Dataset excerpt:

=-=-=-=-=

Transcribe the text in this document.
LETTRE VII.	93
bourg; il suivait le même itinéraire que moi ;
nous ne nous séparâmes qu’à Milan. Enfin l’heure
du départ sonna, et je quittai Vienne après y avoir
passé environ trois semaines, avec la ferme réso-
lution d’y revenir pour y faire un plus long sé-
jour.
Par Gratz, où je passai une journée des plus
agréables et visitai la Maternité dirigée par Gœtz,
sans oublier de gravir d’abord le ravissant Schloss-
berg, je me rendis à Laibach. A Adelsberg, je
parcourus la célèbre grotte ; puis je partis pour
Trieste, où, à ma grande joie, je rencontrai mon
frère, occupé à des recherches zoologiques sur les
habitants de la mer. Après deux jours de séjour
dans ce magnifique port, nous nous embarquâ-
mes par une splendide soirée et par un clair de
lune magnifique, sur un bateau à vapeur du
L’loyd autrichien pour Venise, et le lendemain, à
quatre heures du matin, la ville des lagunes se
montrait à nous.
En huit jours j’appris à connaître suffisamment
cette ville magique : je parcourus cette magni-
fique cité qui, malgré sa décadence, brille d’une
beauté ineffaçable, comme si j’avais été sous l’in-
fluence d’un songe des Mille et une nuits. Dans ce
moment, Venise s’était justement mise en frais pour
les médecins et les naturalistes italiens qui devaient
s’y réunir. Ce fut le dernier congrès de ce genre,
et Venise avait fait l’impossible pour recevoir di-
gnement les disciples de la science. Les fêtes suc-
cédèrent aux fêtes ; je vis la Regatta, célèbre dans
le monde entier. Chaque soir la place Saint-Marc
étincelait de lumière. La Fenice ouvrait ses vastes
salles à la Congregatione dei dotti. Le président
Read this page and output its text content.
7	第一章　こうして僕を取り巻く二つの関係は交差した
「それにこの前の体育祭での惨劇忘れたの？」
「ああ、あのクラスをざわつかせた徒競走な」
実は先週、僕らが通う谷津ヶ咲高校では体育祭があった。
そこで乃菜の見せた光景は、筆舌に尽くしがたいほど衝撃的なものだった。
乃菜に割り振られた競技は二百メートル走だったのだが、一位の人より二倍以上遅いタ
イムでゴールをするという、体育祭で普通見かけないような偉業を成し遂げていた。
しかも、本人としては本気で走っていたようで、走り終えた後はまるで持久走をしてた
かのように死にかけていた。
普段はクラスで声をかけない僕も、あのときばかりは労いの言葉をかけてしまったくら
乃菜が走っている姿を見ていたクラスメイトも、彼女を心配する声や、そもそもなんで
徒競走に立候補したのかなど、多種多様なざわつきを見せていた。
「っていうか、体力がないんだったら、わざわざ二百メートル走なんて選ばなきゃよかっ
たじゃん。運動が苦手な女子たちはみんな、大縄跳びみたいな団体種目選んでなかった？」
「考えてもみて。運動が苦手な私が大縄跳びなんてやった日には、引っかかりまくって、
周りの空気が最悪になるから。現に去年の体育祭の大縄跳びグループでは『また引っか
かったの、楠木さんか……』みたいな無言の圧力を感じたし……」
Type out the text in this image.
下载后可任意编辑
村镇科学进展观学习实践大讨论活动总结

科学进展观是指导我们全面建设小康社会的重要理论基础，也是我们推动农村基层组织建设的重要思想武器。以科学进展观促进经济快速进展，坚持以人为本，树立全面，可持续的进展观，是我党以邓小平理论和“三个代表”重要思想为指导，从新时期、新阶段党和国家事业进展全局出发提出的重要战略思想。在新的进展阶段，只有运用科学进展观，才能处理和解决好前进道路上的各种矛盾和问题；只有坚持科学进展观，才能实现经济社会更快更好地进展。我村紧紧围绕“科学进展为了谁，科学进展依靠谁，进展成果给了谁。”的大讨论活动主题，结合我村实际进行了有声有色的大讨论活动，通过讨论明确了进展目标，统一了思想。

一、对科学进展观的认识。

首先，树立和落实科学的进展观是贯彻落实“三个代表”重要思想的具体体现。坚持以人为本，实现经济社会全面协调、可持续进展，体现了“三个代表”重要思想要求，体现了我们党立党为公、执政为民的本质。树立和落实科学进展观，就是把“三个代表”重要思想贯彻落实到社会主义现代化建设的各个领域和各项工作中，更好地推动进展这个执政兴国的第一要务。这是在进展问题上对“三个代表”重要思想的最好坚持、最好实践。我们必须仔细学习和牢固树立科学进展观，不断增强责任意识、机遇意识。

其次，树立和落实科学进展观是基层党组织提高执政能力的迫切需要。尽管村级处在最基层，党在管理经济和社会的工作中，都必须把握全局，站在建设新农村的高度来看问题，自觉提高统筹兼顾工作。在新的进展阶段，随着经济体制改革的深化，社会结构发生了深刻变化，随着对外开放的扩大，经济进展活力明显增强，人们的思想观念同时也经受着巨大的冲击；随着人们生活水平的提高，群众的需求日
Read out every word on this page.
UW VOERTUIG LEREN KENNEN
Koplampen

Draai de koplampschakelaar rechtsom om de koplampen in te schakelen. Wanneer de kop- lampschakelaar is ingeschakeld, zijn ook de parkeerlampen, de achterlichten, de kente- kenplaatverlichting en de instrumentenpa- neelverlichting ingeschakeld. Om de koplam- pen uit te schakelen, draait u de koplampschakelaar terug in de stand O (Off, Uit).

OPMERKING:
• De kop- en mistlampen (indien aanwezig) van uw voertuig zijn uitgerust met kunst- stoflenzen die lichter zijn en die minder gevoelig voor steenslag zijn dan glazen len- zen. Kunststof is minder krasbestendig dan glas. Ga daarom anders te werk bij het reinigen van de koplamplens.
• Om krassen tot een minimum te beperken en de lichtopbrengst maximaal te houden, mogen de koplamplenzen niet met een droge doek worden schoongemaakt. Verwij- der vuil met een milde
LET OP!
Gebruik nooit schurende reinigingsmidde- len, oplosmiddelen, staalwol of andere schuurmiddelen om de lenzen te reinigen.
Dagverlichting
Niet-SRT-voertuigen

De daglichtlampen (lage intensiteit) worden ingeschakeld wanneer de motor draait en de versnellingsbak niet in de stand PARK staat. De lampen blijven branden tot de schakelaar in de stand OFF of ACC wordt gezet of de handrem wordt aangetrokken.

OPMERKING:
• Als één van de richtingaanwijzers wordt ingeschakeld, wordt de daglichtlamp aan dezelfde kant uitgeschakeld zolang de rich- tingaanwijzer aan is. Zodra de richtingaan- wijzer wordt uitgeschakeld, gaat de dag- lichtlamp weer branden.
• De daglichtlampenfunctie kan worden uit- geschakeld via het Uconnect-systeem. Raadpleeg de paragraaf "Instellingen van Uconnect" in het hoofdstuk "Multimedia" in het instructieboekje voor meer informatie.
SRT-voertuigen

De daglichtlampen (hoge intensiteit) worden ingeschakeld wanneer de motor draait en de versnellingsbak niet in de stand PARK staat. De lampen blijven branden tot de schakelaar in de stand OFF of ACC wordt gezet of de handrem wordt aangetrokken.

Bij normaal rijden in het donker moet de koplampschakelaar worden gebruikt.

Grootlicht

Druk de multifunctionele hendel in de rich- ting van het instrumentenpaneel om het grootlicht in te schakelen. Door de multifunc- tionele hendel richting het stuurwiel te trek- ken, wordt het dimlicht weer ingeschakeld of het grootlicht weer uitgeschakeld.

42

=-=-=-=-=

_Goal_. Extract, word for word, each line of the listing above.

_Exercise answer_.
Transcribe the text in this document.
LETTRE VII.	93
bourg; il suivait le même itinéraire que moi ;
nous ne nous séparâmes qu’à Milan. Enfin l’heure
du départ sonna, et je quittai Vienne après y avoir
passé environ trois semaines, avec la ferme réso-
lution d’y revenir pour y faire un plus long sé-
jour.
Par Gratz, où je passai une journée des plus
agréables et visitai la Maternité dirigée par Gœtz,
sans oublier de gravir d’abord le ravissant Schloss-
berg, je me rendis à Laibach. A Adelsberg, je
parcourus la célèbre grotte ; puis je partis pour
Trieste, où, à ma grande joie, je rencontrai mon
frère, occupé à des recherches zoologiques sur les
habitants de la mer. Après deux jours de séjour
dans ce magnifique port, nous nous embarquâ-
mes par une splendide soirée et par un clair de
lune magnifique, sur un bateau à vapeur du
L’loyd autrichien pour Venise, et le lendemain, à
quatre heures du matin, la ville des lagunes se
montrait à nous.
En huit jours j’appris à connaître suffisamment
cette ville magique : je parcourus cette magni-
fique cité qui, malgré sa décadence, brille d’une
beauté ineffaçable, comme si j’avais été sous l’in-
fluence d’un songe des Mille et une nuits. Dans ce
moment, Venise s’était justement mise en frais pour
les médecins et les naturalistes italiens qui devaient
s’y réunir. Ce fut le dernier congrès de ce genre,
et Venise avait fait l’impossible pour recevoir di-
gnement les disciples de la science. Les fêtes suc-
cédèrent aux fêtes ; je vis la Regatta, célèbre dans
le monde entier. Chaque soir la place Saint-Marc
étincelait de lumière. La Fenice ouvrait ses vastes
salles à la Congregatione dei dotti. Le président
Read this page and output its text content.
7	第一章　こうして僕を取り巻く二つの関係は交差した
「それにこの前の体育祭での惨劇忘れたの？」
「ああ、あのクラスをざわつかせた徒競走な」
実は先週、僕らが通う谷津ヶ咲高校では体育祭があった。
そこで乃菜の見せた光景は、筆舌に尽くしがたいほど衝撃的なものだった。
乃菜に割り振られた競技は二百メートル走だったのだが、一位の人より二倍以上遅いタ
イムでゴールをするという、体育祭で普通見かけないような偉業を成し遂げていた。
しかも、本人としては本気で走っていたようで、走り終えた後はまるで持久走をしてた
かのように死にかけていた。
普段はクラスで声をかけない僕も、あのときばかりは労いの言葉をかけてしまったくら
乃菜が走っている姿を見ていたクラスメイトも、彼女を心配する声や、そもそもなんで
徒競走に立候補したのかなど、多種多様なざわつきを見せていた。
「っていうか、体力がないんだったら、わざわざ二百メートル走なんて選ばなきゃよかっ
たじゃん。運動が苦手な女子たちはみんな、大縄跳びみたいな団体種目選んでなかった？」
「考えてもみて。運動が苦手な私が大縄跳びなんてやった日には、引っかかりまくって、
周りの空気が最悪になるから。現に去年の体育祭の大縄跳びグループでは『また引っか
かったの、楠木さんか……』みたいな無言の圧力を感じたし……」
Type out the text in this image.
下载后可任意编辑
村镇科学进展观学习实践大讨论活动总结

科学进展观是指导我们全面建设小康社会的重要理论基础，也是我们推动农村基层组织建设的重要思想武器。以科学进展观促进经济快速进展，坚持以人为本，树立全面，可持续的进展观，是我党以邓小平理论和“三个代表”重要思想为指导，从新时期、新阶段党和国家事业进展全局出发提出的重要战略思想。在新的进展阶段，只有运用科学进展观，才能处理和解决好前进道路上的各种矛盾和问题；只有坚持科学进展观，才能实现经济社会更快更好地进展。我村紧紧围绕“科学进展为了谁，科学进展依靠谁，进展成果给了谁。”的大讨论活动主题，结合我村实际进行了有声有色的大讨论活动，通过讨论明确了进展目标，统一了思想。

一、对科学进展观的认识。

首先，树立和落实科学的进展观是贯彻落实“三个代表”重要思想的具体体现。坚持以人为本，实现经济社会全面协调、可持续进展，体现了“三个代表”重要思想要求，体现了我们党立党为公、执政为民的本质。树立和落实科学进展观，就是把“三个代表”重要思想贯彻落实到社会主义现代化建设的各个领域和各项工作中，更好地推动进展这个执政兴国的第一要务。这是在进展问题上对“三个代表”重要思想的最好坚持、最好实践。我们必须仔细学习和牢固树立科学进展观，不断增强责任意识、机遇意识。

其次，树立和落实科学进展观是基层党组织提高执政能力的迫切需要。尽管村级处在最基层，党在管理经济和社会的工作中，都必须把握全局，站在建设新农村的高度来看问题，自觉提高统筹兼顾工作。在新的进展阶段，随着经济体制改革的深化，社会结构发生了深刻变化，随着对外开放的扩大，经济进展活力明显增强，人们的思想观念同时也经受着巨大的冲击；随着人们生活水平的提高，群众的需求日
Read out every word on this page.
UW VOERTUIG LEREN KENNEN
Koplampen

Draai de koplampschakelaar rechtsom om de koplampen in te schakelen. Wanneer de kop- lampschakelaar is ingeschakeld, zijn ook de parkeerlampen, de achterlichten, de kente- kenplaatverlichting en de instrumentenpa- neelverlichting ingeschakeld. Om de koplam- pen uit te schakelen, draait u de koplampschakelaar terug in de stand O (Off, Uit).

OPMERKING:
• De kop- en mistlampen (indien aanwezig) van uw voertuig zijn uitgerust met kunst- stoflenzen die lichter zijn en die minder gevoelig voor steenslag zijn dan glazen len- zen. Kunststof is minder krasbestendig dan glas. Ga daarom anders te werk bij het reinigen van de koplamplens.
• Om krassen tot een minimum te beperken en de lichtopbrengst maximaal te houden, mogen de koplamplenzen niet met een droge doek worden schoongemaakt. Verwij- der vuil met een milde
LET OP!
Gebruik nooit schurende reinigingsmidde- len, oplosmiddelen, staalwol of andere schuurmiddelen om de lenzen te reinigen.
Dagverlichting
Niet-SRT-voertuigen

De daglichtlampen (lage intensiteit) worden ingeschakeld wanneer de motor draait en de versnellingsbak niet in de stand PARK staat. De lampen blijven branden tot de schakelaar in de stand OFF of ACC wordt gezet of de handrem wordt aangetrokken.

OPMERKING:
• Als één van de richtingaanwijzers wordt ingeschakeld, wordt de daglichtlamp aan dezelfde kant uitgeschakeld zolang de rich- tingaanwijzer aan is. Zodra de richtingaan- wijzer wordt uitgeschakeld, gaat de dag- lichtlamp weer branden.
• De daglichtlampenfunctie kan worden uit- geschakeld via het Uconnect-systeem. Raadpleeg de paragraaf "Instellingen van Uconnect" in het hoofdstuk "Multimedia" in het instructieboekje voor meer informatie.
SRT-voertuigen

De daglichtlampen (hoge intensiteit) worden ingeschakeld wanneer de motor draait en de versnellingsbak niet in de stand PARK staat. De lampen blijven branden tot de schakelaar in de stand OFF of ACC wordt gezet of de handrem wordt aangetrokken.

Bij normaal rijden in het donker moet de koplampschakelaar worden gebruikt.

Grootlicht

Druk de multifunctionele hendel in de rich- ting van het instrumentenpaneel om het grootlicht in te schakelen. Door de multifunc- tionele hendel richting het stuurwiel te trek- ken, wordt het dimlicht weer ingeschakeld of het grootlicht weer uitgeschakeld.

42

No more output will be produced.